## Task directions:
Each entry below is to be given again word for word, with no pictures.

Stored items:
┄┄┄┄┄┄
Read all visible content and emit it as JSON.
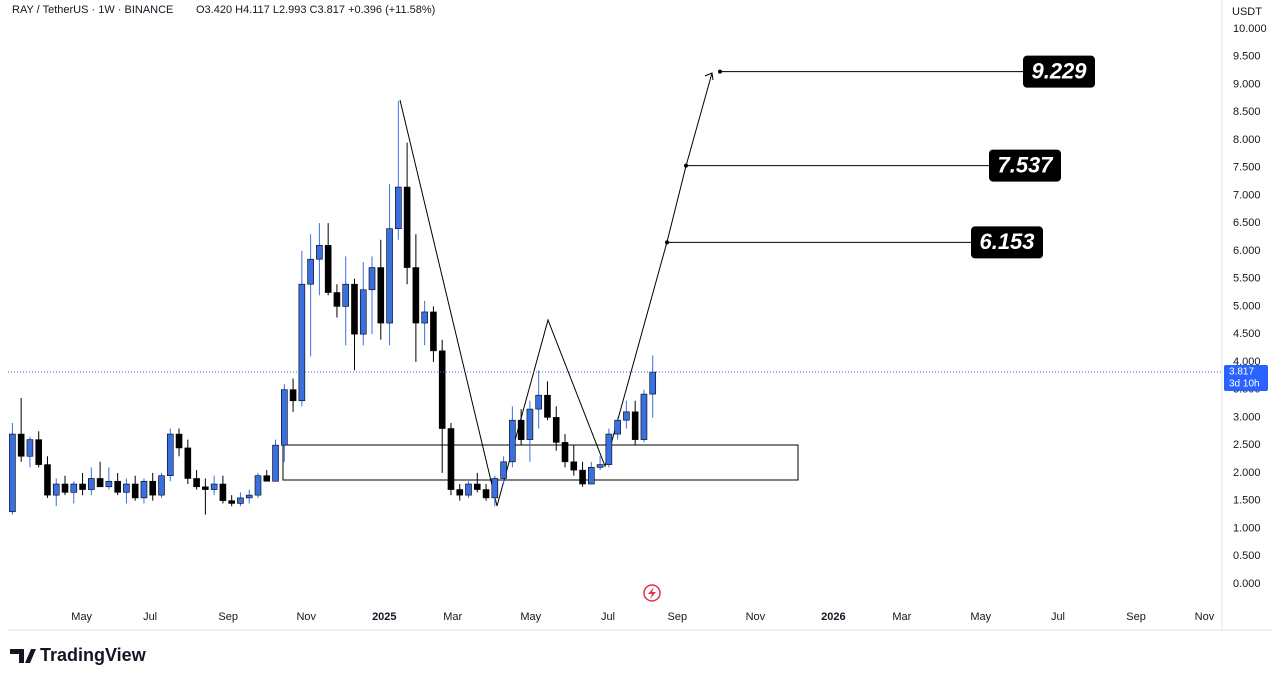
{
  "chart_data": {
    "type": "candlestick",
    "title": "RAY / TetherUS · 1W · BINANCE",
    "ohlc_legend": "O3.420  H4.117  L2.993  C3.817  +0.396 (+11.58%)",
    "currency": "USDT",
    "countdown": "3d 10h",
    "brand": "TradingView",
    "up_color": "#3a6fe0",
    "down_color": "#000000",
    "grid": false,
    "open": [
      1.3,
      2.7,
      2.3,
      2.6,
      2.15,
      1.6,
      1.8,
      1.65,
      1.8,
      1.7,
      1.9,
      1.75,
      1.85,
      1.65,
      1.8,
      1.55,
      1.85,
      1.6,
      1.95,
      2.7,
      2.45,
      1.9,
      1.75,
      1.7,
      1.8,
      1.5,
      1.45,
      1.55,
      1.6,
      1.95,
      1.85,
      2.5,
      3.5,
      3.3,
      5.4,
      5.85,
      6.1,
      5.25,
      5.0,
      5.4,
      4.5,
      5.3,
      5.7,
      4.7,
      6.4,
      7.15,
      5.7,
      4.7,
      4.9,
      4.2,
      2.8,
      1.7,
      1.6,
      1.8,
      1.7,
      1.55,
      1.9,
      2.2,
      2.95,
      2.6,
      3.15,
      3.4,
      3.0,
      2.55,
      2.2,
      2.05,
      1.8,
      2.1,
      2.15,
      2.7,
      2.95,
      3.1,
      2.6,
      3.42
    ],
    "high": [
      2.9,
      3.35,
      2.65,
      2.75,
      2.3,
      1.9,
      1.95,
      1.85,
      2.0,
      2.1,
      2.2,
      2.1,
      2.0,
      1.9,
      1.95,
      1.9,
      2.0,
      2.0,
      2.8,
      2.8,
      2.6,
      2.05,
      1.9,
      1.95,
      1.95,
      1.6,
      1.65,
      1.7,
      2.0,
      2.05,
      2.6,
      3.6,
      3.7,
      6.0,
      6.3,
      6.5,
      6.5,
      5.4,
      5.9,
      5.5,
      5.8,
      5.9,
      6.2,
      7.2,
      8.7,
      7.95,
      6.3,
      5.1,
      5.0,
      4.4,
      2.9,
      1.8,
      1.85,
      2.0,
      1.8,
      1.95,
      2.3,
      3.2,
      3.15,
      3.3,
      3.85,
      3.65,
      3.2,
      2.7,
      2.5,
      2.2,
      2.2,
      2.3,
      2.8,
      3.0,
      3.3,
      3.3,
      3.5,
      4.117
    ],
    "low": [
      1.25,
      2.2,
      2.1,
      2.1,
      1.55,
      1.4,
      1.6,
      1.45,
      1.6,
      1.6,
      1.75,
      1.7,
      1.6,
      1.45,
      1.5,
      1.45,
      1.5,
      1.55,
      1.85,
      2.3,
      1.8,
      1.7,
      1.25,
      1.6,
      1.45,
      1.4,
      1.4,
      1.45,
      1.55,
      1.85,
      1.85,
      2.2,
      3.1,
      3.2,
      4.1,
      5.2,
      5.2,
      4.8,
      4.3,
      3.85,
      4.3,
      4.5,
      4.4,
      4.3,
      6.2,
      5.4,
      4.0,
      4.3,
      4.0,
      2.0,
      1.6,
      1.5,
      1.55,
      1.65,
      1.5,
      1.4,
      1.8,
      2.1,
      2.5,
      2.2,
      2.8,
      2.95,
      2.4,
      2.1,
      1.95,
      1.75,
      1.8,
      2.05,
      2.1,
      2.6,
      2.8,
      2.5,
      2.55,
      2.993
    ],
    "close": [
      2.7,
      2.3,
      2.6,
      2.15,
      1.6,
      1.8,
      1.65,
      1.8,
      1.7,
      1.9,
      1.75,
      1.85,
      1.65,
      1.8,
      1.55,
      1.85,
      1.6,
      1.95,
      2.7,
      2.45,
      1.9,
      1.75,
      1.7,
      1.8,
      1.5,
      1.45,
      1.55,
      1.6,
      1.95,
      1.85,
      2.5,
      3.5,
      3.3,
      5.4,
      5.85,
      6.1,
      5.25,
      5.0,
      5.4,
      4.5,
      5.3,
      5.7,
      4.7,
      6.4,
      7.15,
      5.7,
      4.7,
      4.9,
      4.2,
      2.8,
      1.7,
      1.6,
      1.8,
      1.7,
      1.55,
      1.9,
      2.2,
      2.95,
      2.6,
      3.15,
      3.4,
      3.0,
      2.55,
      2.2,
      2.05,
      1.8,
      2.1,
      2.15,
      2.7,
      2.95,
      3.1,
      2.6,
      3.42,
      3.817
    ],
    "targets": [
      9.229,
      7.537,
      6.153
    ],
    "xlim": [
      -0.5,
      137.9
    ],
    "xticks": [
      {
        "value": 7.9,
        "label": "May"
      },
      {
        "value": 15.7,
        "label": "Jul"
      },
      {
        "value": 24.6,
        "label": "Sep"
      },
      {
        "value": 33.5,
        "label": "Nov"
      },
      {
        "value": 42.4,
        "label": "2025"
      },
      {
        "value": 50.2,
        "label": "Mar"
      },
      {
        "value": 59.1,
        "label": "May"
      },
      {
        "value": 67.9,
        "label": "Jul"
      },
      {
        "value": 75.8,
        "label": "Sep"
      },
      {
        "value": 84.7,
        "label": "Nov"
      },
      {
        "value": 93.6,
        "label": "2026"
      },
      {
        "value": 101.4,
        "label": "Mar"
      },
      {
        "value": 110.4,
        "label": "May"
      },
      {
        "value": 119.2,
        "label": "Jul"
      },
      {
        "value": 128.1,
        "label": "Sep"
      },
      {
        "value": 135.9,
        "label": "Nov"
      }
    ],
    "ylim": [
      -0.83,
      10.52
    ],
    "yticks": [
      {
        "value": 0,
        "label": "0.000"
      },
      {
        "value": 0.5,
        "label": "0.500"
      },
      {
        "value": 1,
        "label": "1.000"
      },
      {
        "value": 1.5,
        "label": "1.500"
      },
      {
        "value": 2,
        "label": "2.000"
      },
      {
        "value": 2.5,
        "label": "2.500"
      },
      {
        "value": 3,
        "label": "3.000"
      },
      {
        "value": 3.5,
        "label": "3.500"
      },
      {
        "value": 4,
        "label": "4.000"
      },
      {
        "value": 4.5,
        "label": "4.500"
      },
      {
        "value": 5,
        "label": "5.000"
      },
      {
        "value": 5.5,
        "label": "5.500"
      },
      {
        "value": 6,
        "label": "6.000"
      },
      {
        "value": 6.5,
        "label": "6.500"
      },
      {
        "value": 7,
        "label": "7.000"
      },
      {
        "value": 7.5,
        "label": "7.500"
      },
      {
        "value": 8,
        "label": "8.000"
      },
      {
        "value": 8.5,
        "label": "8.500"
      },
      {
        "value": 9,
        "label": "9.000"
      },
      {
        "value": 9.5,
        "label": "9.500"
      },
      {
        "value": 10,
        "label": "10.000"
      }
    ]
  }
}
┄┄┄┄┄┄
## Written answer:
Read all visible content and emit it as JSON.
{
  "chart_data": {
    "type": "candlestick",
    "title": "RAY / TetherUS · 1W · BINANCE",
    "ohlc_legend": "O3.420  H4.117  L2.993  C3.817  +0.396 (+11.58%)",
    "currency": "USDT",
    "countdown": "3d 10h",
    "brand": "TradingView",
    "up_color": "#3a6fe0",
    "down_color": "#000000",
    "grid": false,
    "open": [
      1.3,
      2.7,
      2.3,
      2.6,
      2.15,
      1.6,
      1.8,
      1.65,
      1.8,
      1.7,
      1.9,
      1.75,
      1.85,
      1.65,
      1.8,
      1.55,
      1.85,
      1.6,
      1.95,
      2.7,
      2.45,
      1.9,
      1.75,
      1.7,
      1.8,
      1.5,
      1.45,
      1.55,
      1.6,
      1.95,
      1.85,
      2.5,
      3.5,
      3.3,
      5.4,
      5.85,
      6.1,
      5.25,
      5.0,
      5.4,
      4.5,
      5.3,
      5.7,
      4.7,
      6.4,
      7.15,
      5.7,
      4.7,
      4.9,
      4.2,
      2.8,
      1.7,
      1.6,
      1.8,
      1.7,
      1.55,
      1.9,
      2.2,
      2.95,
      2.6,
      3.15,
      3.4,
      3.0,
      2.55,
      2.2,
      2.05,
      1.8,
      2.1,
      2.15,
      2.7,
      2.95,
      3.1,
      2.6,
      3.42
    ],
    "high": [
      2.9,
      3.35,
      2.65,
      2.75,
      2.3,
      1.9,
      1.95,
      1.85,
      2.0,
      2.1,
      2.2,
      2.1,
      2.0,
      1.9,
      1.95,
      1.9,
      2.0,
      2.0,
      2.8,
      2.8,
      2.6,
      2.05,
      1.9,
      1.95,
      1.95,
      1.6,
      1.65,
      1.7,
      2.0,
      2.05,
      2.6,
      3.6,
      3.7,
      6.0,
      6.3,
      6.5,
      6.5,
      5.4,
      5.9,
      5.5,
      5.8,
      5.9,
      6.2,
      7.2,
      8.7,
      7.95,
      6.3,
      5.1,
      5.0,
      4.4,
      2.9,
      1.8,
      1.85,
      2.0,
      1.8,
      1.95,
      2.3,
      3.2,
      3.15,
      3.3,
      3.85,
      3.65,
      3.2,
      2.7,
      2.5,
      2.2,
      2.2,
      2.3,
      2.8,
      3.0,
      3.3,
      3.3,
      3.5,
      4.117
    ],
    "low": [
      1.25,
      2.2,
      2.1,
      2.1,
      1.55,
      1.4,
      1.6,
      1.45,
      1.6,
      1.6,
      1.75,
      1.7,
      1.6,
      1.45,
      1.5,
      1.45,
      1.5,
      1.55,
      1.85,
      2.3,
      1.8,
      1.7,
      1.25,
      1.6,
      1.45,
      1.4,
      1.4,
      1.45,
      1.55,
      1.85,
      1.85,
      2.2,
      3.1,
      3.2,
      4.1,
      5.2,
      5.2,
      4.8,
      4.3,
      3.85,
      4.3,
      4.5,
      4.4,
      4.3,
      6.2,
      5.4,
      4.0,
      4.3,
      4.0,
      2.0,
      1.6,
      1.5,
      1.55,
      1.65,
      1.5,
      1.4,
      1.8,
      2.1,
      2.5,
      2.2,
      2.8,
      2.95,
      2.4,
      2.1,
      1.95,
      1.75,
      1.8,
      2.05,
      2.1,
      2.6,
      2.8,
      2.5,
      2.55,
      2.993
    ],
    "close": [
      2.7,
      2.3,
      2.6,
      2.15,
      1.6,
      1.8,
      1.65,
      1.8,
      1.7,
      1.9,
      1.75,
      1.85,
      1.65,
      1.8,
      1.55,
      1.85,
      1.6,
      1.95,
      2.7,
      2.45,
      1.9,
      1.75,
      1.7,
      1.8,
      1.5,
      1.45,
      1.55,
      1.6,
      1.95,
      1.85,
      2.5,
      3.5,
      3.3,
      5.4,
      5.85,
      6.1,
      5.25,
      5.0,
      5.4,
      4.5,
      5.3,
      5.7,
      4.7,
      6.4,
      7.15,
      5.7,
      4.7,
      4.9,
      4.2,
      2.8,
      1.7,
      1.6,
      1.8,
      1.7,
      1.55,
      1.9,
      2.2,
      2.95,
      2.6,
      3.15,
      3.4,
      3.0,
      2.55,
      2.2,
      2.05,
      1.8,
      2.1,
      2.15,
      2.7,
      2.95,
      3.1,
      2.6,
      3.42,
      3.817
    ],
    "targets": [
      9.229,
      7.537,
      6.153
    ],
    "xlim": [
      -0.5,
      137.9
    ],
    "xticks": [
      {
        "value": 7.9,
        "label": "May"
      },
      {
        "value": 15.7,
        "label": "Jul"
      },
      {
        "value": 24.6,
        "label": "Sep"
      },
      {
        "value": 33.5,
        "label": "Nov"
      },
      {
        "value": 42.4,
        "label": "2025"
      },
      {
        "value": 50.2,
        "label": "Mar"
      },
      {
        "value": 59.1,
        "label": "May"
      },
      {
        "value": 67.9,
        "label": "Jul"
      },
      {
        "value": 75.8,
        "label": "Sep"
      },
      {
        "value": 84.7,
        "label": "Nov"
      },
      {
        "value": 93.6,
        "label": "2026"
      },
      {
        "value": 101.4,
        "label": "Mar"
      },
      {
        "value": 110.4,
        "label": "May"
      },
      {
        "value": 119.2,
        "label": "Jul"
      },
      {
        "value": 128.1,
        "label": "Sep"
      },
      {
        "value": 135.9,
        "label": "Nov"
      }
    ],
    "ylim": [
      -0.83,
      10.52
    ],
    "yticks": [
      {
        "value": 0,
        "label": "0.000"
      },
      {
        "value": 0.5,
        "label": "0.500"
      },
      {
        "value": 1,
        "label": "1.000"
      },
      {
        "value": 1.5,
        "label": "1.500"
      },
      {
        "value": 2,
        "label": "2.000"
      },
      {
        "value": 2.5,
        "label": "2.500"
      },
      {
        "value": 3,
        "label": "3.000"
      },
      {
        "value": 3.5,
        "label": "3.500"
      },
      {
        "value": 4,
        "label": "4.000"
      },
      {
        "value": 4.5,
        "label": "4.500"
      },
      {
        "value": 5,
        "label": "5.000"
      },
      {
        "value": 5.5,
        "label": "5.500"
      },
      {
        "value": 6,
        "label": "6.000"
      },
      {
        "value": 6.5,
        "label": "6.500"
      },
      {
        "value": 7,
        "label": "7.000"
      },
      {
        "value": 7.5,
        "label": "7.500"
      },
      {
        "value": 8,
        "label": "8.000"
      },
      {
        "value": 8.5,
        "label": "8.500"
      },
      {
        "value": 9,
        "label": "9.000"
      },
      {
        "value": 9.5,
        "label": "9.500"
      },
      {
        "value": 10,
        "label": "10.000"
      }
    ]
  }
}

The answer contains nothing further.